Saved data entries
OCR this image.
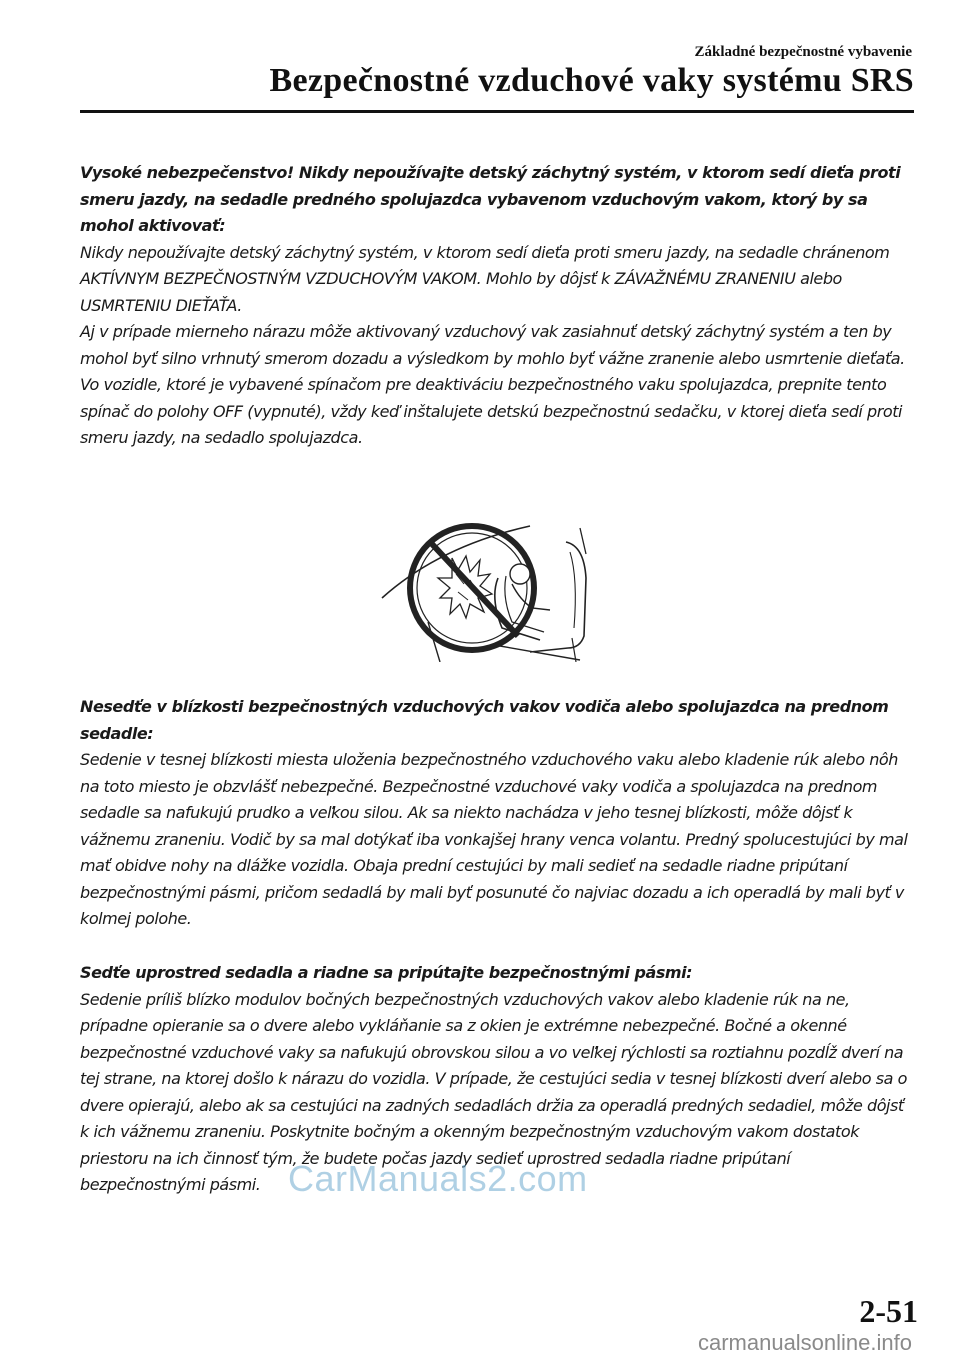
Základné bezpečnostné vybavenie
Bezpečnostné vzduchové vaky systému SRS

Vysoké nebezpečenstvo! Nikdy nepoužívajte detský záchytný systém, v ktorom sedí dieťa proti smeru jazdy, na sedadle predného spolujazdca vybavenom vzduchovým vakom, ktorý by sa mohol aktivovať:

Nikdy nepoužívajte detský záchytný systém, v ktorom sedí dieťa proti smeru jazdy, na sedadle chránenom AKTÍVNYM BEZPEČNOSTNÝM VZDUCHOVÝM VAKOM. Mohlo by dôjsť k ZÁVAŽNÉMU ZRANENIU alebo USMRTENIU DIEŤAŤA.

Aj v prípade mierneho nárazu môže aktivovaný vzduchový vak zasiahnuť detský záchytný systém a ten by mohol byť silno vrhnutý smerom dozadu a výsledkom by mohlo byť vážne zranenie alebo usmrtenie dieťaťa. Vo vozidle, ktoré je vybavené spínačom pre deaktiváciu bezpečnostného vaku spolujazdca, prepnite tento spínač do polohy OFF (vypnuté), vždy keď inštalujete detskú bezpečnostnú sedačku, v ktorej dieťa sedí proti smeru jazdy, na sedadlo spolujazdca.

Nesedťe v blízkosti bezpečnostných vzduchových vakov vodiča alebo spolujazdca na prednom sedadle:

Sedenie v tesnej blízkosti miesta uloženia bezpečnostného vzduchového vaku alebo kladenie rúk alebo nôh na toto miesto je obzvlášť nebezpečné. Bezpečnostné vzduchové vaky vodiča a spolujazdca na prednom sedadle sa nafukujú prudko a veľkou silou. Ak sa niekto nachádza v jeho tesnej blízkosti, môže dôjsť k vážnemu zraneniu. Vodič by sa mal dotýkať iba vonkajšej hrany venca volantu. Predný spolucestujúci by mal mať obidve nohy na dlážke vozidla. Obaja prední cestujúci by mali sedieť na sedadle riadne pripútaní bezpečnostnými pásmi, pričom sedadlá by mali byť posunuté čo najviac dozadu a ich operadlá by mali byť v kolmej polohe.

Sedťe uprostred sedadla a riadne sa pripútajte bezpečnostnými pásmi:

Sedenie príliš blízko modulov bočných bezpečnostných vzduchových vakov alebo kladenie rúk na ne, prípadne opieranie sa o dvere alebo vykláňanie sa z okien je extrémne nebezpečné. Bočné a okenné bezpečnostné vzduchové vaky sa nafukujú obrovskou silou a vo veľkej rýchlosti sa roztiahnu pozdĺž dverí na tej strane, na ktorej došlo k nárazu do vozidla. V prípade, že cestujúci sedia v tesnej blízkosti dverí alebo sa o dvere opierajú, alebo ak sa cestujúci na zadných sedadlách držia za operadlá predných sedadiel, môže dôjsť k ich vážnemu zraneniu. Poskytnite bočným a okenným bezpečnostným vzduchovým vakom dostatok priestoru na ich činnosť tým, že budete počas jazdy sedieť uprostred sedadla riadne pripútaní bezpečnostnými pásmi. CarManuals2.com
2-51
carmanualsonline.info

Given problem: Output the data above without changes, apart from leaving out the pictures.

Correct response:
OCR this image.
Základné bezpečnostné vybavenie
Bezpečnostné vzduchové vaky systému SRS

Vysoké nebezpečenstvo! Nikdy nepoužívajte detský záchytný systém, v ktorom sedí dieťa proti smeru jazdy, na sedadle predného spolujazdca vybavenom vzduchovým vakom, ktorý by sa mohol aktivovať:

Nikdy nepoužívajte detský záchytný systém, v ktorom sedí dieťa proti smeru jazdy, na sedadle chránenom AKTÍVNYM BEZPEČNOSTNÝM VZDUCHOVÝM VAKOM. Mohlo by dôjsť k ZÁVAŽNÉMU ZRANENIU alebo USMRTENIU DIEŤAŤA.

Aj v prípade mierneho nárazu môže aktivovaný vzduchový vak zasiahnuť detský záchytný systém a ten by mohol byť silno vrhnutý smerom dozadu a výsledkom by mohlo byť vážne zranenie alebo usmrtenie dieťaťa. Vo vozidle, ktoré je vybavené spínačom pre deaktiváciu bezpečnostného vaku spolujazdca, prepnite tento spínač do polohy OFF (vypnuté), vždy keď inštalujete detskú bezpečnostnú sedačku, v ktorej dieťa sedí proti smeru jazdy, na sedadlo spolujazdca.

Nesedťe v blízkosti bezpečnostných vzduchových vakov vodiča alebo spolujazdca na prednom sedadle:

Sedenie v tesnej blízkosti miesta uloženia bezpečnostného vzduchového vaku alebo kladenie rúk alebo nôh na toto miesto je obzvlášť nebezpečné. Bezpečnostné vzduchové vaky vodiča a spolujazdca na prednom sedadle sa nafukujú prudko a veľkou silou. Ak sa niekto nachádza v jeho tesnej blízkosti, môže dôjsť k vážnemu zraneniu. Vodič by sa mal dotýkať iba vonkajšej hrany venca volantu. Predný spolucestujúci by mal mať obidve nohy na dlážke vozidla. Obaja prední cestujúci by mali sedieť na sedadle riadne pripútaní bezpečnostnými pásmi, pričom sedadlá by mali byť posunuté čo najviac dozadu a ich operadlá by mali byť v kolmej polohe.

Sedťe uprostred sedadla a riadne sa pripútajte bezpečnostnými pásmi:

Sedenie príliš blízko modulov bočných bezpečnostných vzduchových vakov alebo kladenie rúk na ne, prípadne opieranie sa o dvere alebo vykláňanie sa z okien je extrémne nebezpečné. Bočné a okenné bezpečnostné vzduchové vaky sa nafukujú obrovskou silou a vo veľkej rýchlosti sa roztiahnu pozdĺž dverí na tej strane, na ktorej došlo k nárazu do vozidla. V prípade, že cestujúci sedia v tesnej blízkosti dverí alebo sa o dvere opierajú, alebo ak sa cestujúci na zadných sedadlách držia za operadlá predných sedadiel, môže dôjsť k ich vážnemu zraneniu. Poskytnite bočným a okenným bezpečnostným vzduchovým vakom dostatok priestoru na ich činnosť tým, že budete počas jazdy sedieť uprostred sedadla riadne pripútaní bezpečnostnými pásmi. CarManuals2.com
2-51
carmanualsonline.info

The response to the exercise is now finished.